Using the data beneath, show every line that includes the word "hearing".

Extracted material -
[start]
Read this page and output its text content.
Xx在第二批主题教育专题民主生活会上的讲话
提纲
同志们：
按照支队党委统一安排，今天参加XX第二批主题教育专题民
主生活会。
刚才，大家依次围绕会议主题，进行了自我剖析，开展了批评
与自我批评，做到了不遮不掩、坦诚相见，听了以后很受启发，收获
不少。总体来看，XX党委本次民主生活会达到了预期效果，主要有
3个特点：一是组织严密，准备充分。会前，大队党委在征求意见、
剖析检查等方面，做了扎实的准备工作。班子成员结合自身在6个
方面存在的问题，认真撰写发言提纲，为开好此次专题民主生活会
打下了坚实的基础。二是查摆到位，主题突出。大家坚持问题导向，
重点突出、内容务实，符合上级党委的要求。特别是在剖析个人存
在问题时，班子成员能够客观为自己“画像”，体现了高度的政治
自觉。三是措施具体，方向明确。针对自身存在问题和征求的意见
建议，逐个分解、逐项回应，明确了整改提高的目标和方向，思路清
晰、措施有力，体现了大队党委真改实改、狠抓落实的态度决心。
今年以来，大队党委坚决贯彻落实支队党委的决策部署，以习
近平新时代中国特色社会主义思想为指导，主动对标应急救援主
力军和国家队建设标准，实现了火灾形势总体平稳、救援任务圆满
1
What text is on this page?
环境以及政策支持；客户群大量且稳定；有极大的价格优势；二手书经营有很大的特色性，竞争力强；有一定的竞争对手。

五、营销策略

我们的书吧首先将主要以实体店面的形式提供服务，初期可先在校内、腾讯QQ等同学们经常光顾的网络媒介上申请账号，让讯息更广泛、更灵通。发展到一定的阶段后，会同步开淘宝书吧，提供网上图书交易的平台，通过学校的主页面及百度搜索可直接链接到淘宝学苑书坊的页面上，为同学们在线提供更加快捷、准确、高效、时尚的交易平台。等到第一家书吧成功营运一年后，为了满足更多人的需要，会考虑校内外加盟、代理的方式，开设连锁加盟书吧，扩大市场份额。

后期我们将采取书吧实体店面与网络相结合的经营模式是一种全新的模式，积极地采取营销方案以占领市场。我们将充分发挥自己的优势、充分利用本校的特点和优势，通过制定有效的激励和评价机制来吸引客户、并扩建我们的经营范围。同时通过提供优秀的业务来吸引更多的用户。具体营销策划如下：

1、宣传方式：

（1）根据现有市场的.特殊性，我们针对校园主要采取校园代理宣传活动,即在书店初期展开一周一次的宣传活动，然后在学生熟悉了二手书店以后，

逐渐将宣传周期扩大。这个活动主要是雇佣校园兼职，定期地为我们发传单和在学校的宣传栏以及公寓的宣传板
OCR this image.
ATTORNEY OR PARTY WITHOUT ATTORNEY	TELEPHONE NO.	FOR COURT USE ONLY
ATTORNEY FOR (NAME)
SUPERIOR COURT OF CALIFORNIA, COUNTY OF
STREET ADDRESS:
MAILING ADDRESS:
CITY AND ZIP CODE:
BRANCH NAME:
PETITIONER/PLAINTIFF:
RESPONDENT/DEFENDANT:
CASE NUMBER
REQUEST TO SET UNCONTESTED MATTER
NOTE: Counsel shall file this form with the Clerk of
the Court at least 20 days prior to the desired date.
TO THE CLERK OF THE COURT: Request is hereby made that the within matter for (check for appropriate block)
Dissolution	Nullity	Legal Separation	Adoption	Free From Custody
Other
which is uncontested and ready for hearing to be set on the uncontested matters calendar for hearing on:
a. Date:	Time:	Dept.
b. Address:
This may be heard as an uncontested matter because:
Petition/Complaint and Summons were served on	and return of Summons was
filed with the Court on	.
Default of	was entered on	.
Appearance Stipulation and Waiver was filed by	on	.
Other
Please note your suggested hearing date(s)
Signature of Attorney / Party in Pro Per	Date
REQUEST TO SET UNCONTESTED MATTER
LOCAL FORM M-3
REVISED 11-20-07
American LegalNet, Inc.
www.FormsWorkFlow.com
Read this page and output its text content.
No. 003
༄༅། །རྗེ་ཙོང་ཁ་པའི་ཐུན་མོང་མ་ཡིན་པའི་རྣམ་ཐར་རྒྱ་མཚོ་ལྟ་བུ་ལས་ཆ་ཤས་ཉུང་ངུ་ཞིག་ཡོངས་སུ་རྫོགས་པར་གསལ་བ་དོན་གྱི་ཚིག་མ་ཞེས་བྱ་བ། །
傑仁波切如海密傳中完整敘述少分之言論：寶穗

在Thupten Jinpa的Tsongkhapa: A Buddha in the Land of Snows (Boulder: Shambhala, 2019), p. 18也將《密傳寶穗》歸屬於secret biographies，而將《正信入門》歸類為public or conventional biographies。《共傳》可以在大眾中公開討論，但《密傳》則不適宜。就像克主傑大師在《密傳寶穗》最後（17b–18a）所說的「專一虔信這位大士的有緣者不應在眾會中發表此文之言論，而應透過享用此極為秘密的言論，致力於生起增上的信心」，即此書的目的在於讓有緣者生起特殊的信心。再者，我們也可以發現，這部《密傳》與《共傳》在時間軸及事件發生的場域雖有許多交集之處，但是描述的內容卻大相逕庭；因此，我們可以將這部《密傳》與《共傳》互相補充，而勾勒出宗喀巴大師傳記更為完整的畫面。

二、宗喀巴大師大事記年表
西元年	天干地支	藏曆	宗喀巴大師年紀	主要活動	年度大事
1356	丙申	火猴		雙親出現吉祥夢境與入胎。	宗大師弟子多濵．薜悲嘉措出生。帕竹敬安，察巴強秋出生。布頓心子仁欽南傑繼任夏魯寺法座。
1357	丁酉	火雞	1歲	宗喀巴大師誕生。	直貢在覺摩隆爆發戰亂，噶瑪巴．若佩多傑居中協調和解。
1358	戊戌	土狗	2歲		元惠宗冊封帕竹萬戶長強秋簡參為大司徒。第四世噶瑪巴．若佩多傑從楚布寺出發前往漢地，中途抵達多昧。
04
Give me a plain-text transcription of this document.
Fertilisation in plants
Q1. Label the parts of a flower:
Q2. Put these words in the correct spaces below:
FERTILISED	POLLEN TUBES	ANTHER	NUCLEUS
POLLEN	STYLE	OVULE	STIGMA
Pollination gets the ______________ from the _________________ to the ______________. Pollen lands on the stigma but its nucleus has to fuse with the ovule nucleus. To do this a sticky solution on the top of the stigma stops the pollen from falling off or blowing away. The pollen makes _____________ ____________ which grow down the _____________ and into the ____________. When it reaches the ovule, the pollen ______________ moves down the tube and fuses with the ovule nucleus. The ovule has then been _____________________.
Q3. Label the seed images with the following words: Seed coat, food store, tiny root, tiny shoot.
[end]
Complete response -
which is uncontested and ready for hearing to be set on the uncontested matters calendar for hearing on:
Please note your suggested hearing date(s)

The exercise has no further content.